**WHAT THE TASK REQUIRES:** Return all of the entries exactly, with nothing added or left out.

**Stored records:**

◆ ◆ ◆ ◆ ◆

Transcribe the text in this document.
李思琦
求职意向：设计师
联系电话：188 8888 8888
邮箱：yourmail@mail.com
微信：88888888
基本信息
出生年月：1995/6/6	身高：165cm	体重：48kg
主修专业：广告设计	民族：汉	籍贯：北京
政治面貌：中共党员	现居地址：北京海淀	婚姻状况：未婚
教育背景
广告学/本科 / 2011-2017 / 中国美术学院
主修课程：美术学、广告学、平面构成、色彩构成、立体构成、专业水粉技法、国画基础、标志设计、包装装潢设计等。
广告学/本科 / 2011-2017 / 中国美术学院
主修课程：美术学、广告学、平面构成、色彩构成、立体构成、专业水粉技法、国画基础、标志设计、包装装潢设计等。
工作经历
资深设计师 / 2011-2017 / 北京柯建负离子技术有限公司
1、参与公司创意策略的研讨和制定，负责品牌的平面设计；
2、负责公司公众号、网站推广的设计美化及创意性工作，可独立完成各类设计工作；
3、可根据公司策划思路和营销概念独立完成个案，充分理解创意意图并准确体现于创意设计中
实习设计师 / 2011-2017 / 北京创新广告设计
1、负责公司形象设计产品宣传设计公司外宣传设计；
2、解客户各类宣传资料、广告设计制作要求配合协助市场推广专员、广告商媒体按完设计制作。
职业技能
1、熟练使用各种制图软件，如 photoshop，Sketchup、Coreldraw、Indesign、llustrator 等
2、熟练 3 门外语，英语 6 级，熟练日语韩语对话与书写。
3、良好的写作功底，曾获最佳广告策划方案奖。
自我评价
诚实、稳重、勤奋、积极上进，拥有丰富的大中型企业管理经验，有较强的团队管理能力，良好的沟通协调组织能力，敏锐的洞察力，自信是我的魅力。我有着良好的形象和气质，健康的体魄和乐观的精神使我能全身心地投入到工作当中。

◆ ◆ ◆ ◆ ◆

**THE ANSWER:**
Transcribe the text in this document.
李思琦
求职意向：设计师
联系电话：188 8888 8888
邮箱：yourmail@mail.com
微信：88888888
基本信息
出生年月：1995/6/6	身高：165cm	体重：48kg
主修专业：广告设计	民族：汉	籍贯：北京
政治面貌：中共党员	现居地址：北京海淀	婚姻状况：未婚
教育背景
广告学/本科 / 2011-2017 / 中国美术学院
主修课程：美术学、广告学、平面构成、色彩构成、立体构成、专业水粉技法、国画基础、标志设计、包装装潢设计等。
广告学/本科 / 2011-2017 / 中国美术学院
主修课程：美术学、广告学、平面构成、色彩构成、立体构成、专业水粉技法、国画基础、标志设计、包装装潢设计等。
工作经历
资深设计师 / 2011-2017 / 北京柯建负离子技术有限公司
1、参与公司创意策略的研讨和制定，负责品牌的平面设计；
2、负责公司公众号、网站推广的设计美化及创意性工作，可独立完成各类设计工作；
3、可根据公司策划思路和营销概念独立完成个案，充分理解创意意图并准确体现于创意设计中
实习设计师 / 2011-2017 / 北京创新广告设计
1、负责公司形象设计产品宣传设计公司外宣传设计；
2、解客户各类宣传资料、广告设计制作要求配合协助市场推广专员、广告商媒体按完设计制作。
职业技能
1、熟练使用各种制图软件，如 photoshop，Sketchup、Coreldraw、Indesign、llustrator 等
2、熟练 3 门外语，英语 6 级，熟练日语韩语对话与书写。
3、良好的写作功底，曾获最佳广告策划方案奖。
自我评价
诚实、稳重、勤奋、积极上进，拥有丰富的大中型企业管理经验，有较强的团队管理能力，良好的沟通协调组织能力，敏锐的洞察力，自信是我的魅力。我有着良好的形象和气质，健康的体魄和乐观的精神使我能全身心地投入到工作当中。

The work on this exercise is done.